▸ WHAT YOU SHOULD DO:
Copy out all of the material exactly as presented.

▸ RECORD EXCERPTS:
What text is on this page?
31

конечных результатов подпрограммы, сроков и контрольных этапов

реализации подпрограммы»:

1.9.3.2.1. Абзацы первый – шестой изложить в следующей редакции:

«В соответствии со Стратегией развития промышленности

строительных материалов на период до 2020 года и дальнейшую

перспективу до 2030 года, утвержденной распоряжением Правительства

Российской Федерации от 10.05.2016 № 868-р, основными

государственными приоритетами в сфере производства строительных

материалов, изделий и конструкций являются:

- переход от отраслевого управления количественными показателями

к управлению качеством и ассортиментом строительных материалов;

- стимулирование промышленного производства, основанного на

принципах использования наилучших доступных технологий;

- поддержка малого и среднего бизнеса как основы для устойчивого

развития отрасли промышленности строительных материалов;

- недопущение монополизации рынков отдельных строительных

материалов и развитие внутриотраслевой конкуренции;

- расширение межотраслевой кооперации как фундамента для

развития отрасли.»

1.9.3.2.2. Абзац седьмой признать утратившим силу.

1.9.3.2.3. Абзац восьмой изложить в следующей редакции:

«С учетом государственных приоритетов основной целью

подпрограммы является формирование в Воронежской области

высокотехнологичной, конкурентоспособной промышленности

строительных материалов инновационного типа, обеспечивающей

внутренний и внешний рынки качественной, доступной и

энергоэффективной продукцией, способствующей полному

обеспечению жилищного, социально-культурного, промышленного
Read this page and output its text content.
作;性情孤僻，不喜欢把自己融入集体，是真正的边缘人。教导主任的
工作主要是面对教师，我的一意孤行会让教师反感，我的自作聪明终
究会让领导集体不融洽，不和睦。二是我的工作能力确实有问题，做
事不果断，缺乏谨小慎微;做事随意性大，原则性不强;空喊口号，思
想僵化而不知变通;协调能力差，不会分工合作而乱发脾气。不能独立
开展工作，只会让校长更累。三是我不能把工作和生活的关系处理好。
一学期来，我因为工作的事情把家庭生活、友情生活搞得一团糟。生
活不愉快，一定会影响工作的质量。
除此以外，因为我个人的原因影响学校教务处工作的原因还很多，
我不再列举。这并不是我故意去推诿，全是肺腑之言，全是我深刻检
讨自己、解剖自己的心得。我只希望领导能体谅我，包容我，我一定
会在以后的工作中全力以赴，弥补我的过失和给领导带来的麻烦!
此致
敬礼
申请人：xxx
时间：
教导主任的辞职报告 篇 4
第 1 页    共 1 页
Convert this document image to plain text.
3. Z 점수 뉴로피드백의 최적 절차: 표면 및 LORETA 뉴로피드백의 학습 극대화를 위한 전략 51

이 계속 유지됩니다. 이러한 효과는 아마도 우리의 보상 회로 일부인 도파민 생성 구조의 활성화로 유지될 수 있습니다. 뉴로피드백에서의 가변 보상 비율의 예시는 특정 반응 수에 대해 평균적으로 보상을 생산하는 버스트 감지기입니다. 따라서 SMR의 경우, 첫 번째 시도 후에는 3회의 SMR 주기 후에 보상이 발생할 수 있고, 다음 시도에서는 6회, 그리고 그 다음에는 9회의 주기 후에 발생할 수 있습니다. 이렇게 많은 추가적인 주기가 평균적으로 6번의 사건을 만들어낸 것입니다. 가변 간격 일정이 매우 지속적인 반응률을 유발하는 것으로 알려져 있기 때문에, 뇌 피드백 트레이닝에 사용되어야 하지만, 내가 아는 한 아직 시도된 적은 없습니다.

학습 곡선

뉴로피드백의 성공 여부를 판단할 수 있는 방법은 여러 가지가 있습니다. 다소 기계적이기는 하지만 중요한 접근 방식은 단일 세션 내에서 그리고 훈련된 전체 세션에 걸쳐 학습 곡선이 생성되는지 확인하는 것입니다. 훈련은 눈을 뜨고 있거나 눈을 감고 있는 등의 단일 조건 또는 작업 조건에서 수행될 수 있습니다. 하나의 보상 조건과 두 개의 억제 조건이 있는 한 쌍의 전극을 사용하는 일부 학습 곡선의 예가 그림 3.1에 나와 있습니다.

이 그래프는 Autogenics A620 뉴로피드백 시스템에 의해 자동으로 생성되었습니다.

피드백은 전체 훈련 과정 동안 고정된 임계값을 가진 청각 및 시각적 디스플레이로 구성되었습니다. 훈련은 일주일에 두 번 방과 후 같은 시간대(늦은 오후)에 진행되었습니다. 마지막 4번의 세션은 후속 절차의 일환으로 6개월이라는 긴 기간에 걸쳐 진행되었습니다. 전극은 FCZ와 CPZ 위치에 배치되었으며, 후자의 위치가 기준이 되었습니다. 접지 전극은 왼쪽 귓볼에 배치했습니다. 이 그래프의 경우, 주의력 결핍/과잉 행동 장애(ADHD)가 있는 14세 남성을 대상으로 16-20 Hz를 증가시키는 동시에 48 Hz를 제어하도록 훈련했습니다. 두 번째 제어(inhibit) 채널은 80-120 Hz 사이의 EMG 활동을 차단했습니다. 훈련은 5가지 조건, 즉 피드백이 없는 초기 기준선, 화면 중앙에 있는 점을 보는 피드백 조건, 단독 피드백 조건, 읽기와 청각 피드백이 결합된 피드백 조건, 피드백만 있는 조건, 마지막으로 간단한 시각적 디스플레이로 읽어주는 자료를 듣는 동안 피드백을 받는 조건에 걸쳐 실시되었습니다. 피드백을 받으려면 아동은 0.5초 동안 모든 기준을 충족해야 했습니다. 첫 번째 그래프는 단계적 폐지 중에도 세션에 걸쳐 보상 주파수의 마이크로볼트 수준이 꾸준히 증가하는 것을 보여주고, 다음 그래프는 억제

▸ TASK SOLUTION:
What text is on this page?
31

конечных результатов подпрограммы, сроков и контрольных этапов

реализации подпрограммы»:

1.9.3.2.1. Абзацы первый – шестой изложить в следующей редакции:

«В соответствии со Стратегией развития промышленности

строительных материалов на период до 2020 года и дальнейшую

перспективу до 2030 года, утвержденной распоряжением Правительства

Российской Федерации от 10.05.2016 № 868-р, основными

государственными приоритетами в сфере производства строительных

материалов, изделий и конструкций являются:

- переход от отраслевого управления количественными показателями

к управлению качеством и ассортиментом строительных материалов;

- стимулирование промышленного производства, основанного на

принципах использования наилучших доступных технологий;

- поддержка малого и среднего бизнеса как основы для устойчивого

развития отрасли промышленности строительных материалов;

- недопущение монополизации рынков отдельных строительных

материалов и развитие внутриотраслевой конкуренции;

- расширение межотраслевой кооперации как фундамента для

развития отрасли.»

1.9.3.2.2. Абзац седьмой признать утратившим силу.

1.9.3.2.3. Абзац восьмой изложить в следующей редакции:

«С учетом государственных приоритетов основной целью

подпрограммы является формирование в Воронежской области

высокотехнологичной, конкурентоспособной промышленности

строительных материалов инновационного типа, обеспечивающей

внутренний и внешний рынки качественной, доступной и

энергоэффективной продукцией, способствующей полному

обеспечению жилищного, социально-культурного, промышленного
Read this page and output its text content.
作;性情孤僻，不喜欢把自己融入集体，是真正的边缘人。教导主任的
工作主要是面对教师，我的一意孤行会让教师反感，我的自作聪明终
究会让领导集体不融洽，不和睦。二是我的工作能力确实有问题，做
事不果断，缺乏谨小慎微;做事随意性大，原则性不强;空喊口号，思
想僵化而不知变通;协调能力差，不会分工合作而乱发脾气。不能独立
开展工作，只会让校长更累。三是我不能把工作和生活的关系处理好。
一学期来，我因为工作的事情把家庭生活、友情生活搞得一团糟。生
活不愉快，一定会影响工作的质量。
除此以外，因为我个人的原因影响学校教务处工作的原因还很多，
我不再列举。这并不是我故意去推诿，全是肺腑之言，全是我深刻检
讨自己、解剖自己的心得。我只希望领导能体谅我，包容我，我一定
会在以后的工作中全力以赴，弥补我的过失和给领导带来的麻烦!
此致
敬礼
申请人：xxx
时间：
教导主任的辞职报告 篇 4
第 1 页    共 1 页
Convert this document image to plain text.
3. Z 점수 뉴로피드백의 최적 절차: 표면 및 LORETA 뉴로피드백의 학습 극대화를 위한 전략 51

이 계속 유지됩니다. 이러한 효과는 아마도 우리의 보상 회로 일부인 도파민 생성 구조의 활성화로 유지될 수 있습니다. 뉴로피드백에서의 가변 보상 비율의 예시는 특정 반응 수에 대해 평균적으로 보상을 생산하는 버스트 감지기입니다. 따라서 SMR의 경우, 첫 번째 시도 후에는 3회의 SMR 주기 후에 보상이 발생할 수 있고, 다음 시도에서는 6회, 그리고 그 다음에는 9회의 주기 후에 발생할 수 있습니다. 이렇게 많은 추가적인 주기가 평균적으로 6번의 사건을 만들어낸 것입니다. 가변 간격 일정이 매우 지속적인 반응률을 유발하는 것으로 알려져 있기 때문에, 뇌 피드백 트레이닝에 사용되어야 하지만, 내가 아는 한 아직 시도된 적은 없습니다.

학습 곡선

뉴로피드백의 성공 여부를 판단할 수 있는 방법은 여러 가지가 있습니다. 다소 기계적이기는 하지만 중요한 접근 방식은 단일 세션 내에서 그리고 훈련된 전체 세션에 걸쳐 학습 곡선이 생성되는지 확인하는 것입니다. 훈련은 눈을 뜨고 있거나 눈을 감고 있는 등의 단일 조건 또는 작업 조건에서 수행될 수 있습니다. 하나의 보상 조건과 두 개의 억제 조건이 있는 한 쌍의 전극을 사용하는 일부 학습 곡선의 예가 그림 3.1에 나와 있습니다.

이 그래프는 Autogenics A620 뉴로피드백 시스템에 의해 자동으로 생성되었습니다.

피드백은 전체 훈련 과정 동안 고정된 임계값을 가진 청각 및 시각적 디스플레이로 구성되었습니다. 훈련은 일주일에 두 번 방과 후 같은 시간대(늦은 오후)에 진행되었습니다. 마지막 4번의 세션은 후속 절차의 일환으로 6개월이라는 긴 기간에 걸쳐 진행되었습니다. 전극은 FCZ와 CPZ 위치에 배치되었으며, 후자의 위치가 기준이 되었습니다. 접지 전극은 왼쪽 귓볼에 배치했습니다. 이 그래프의 경우, 주의력 결핍/과잉 행동 장애(ADHD)가 있는 14세 남성을 대상으로 16-20 Hz를 증가시키는 동시에 48 Hz를 제어하도록 훈련했습니다. 두 번째 제어(inhibit) 채널은 80-120 Hz 사이의 EMG 활동을 차단했습니다. 훈련은 5가지 조건, 즉 피드백이 없는 초기 기준선, 화면 중앙에 있는 점을 보는 피드백 조건, 단독 피드백 조건, 읽기와 청각 피드백이 결합된 피드백 조건, 피드백만 있는 조건, 마지막으로 간단한 시각적 디스플레이로 읽어주는 자료를 듣는 동안 피드백을 받는 조건에 걸쳐 실시되었습니다. 피드백을 받으려면 아동은 0.5초 동안 모든 기준을 충족해야 했습니다. 첫 번째 그래프는 단계적 폐지 중에도 세션에 걸쳐 보상 주파수의 마이크로볼트 수준이 꾸준히 증가하는 것을 보여주고, 다음 그래프는 억제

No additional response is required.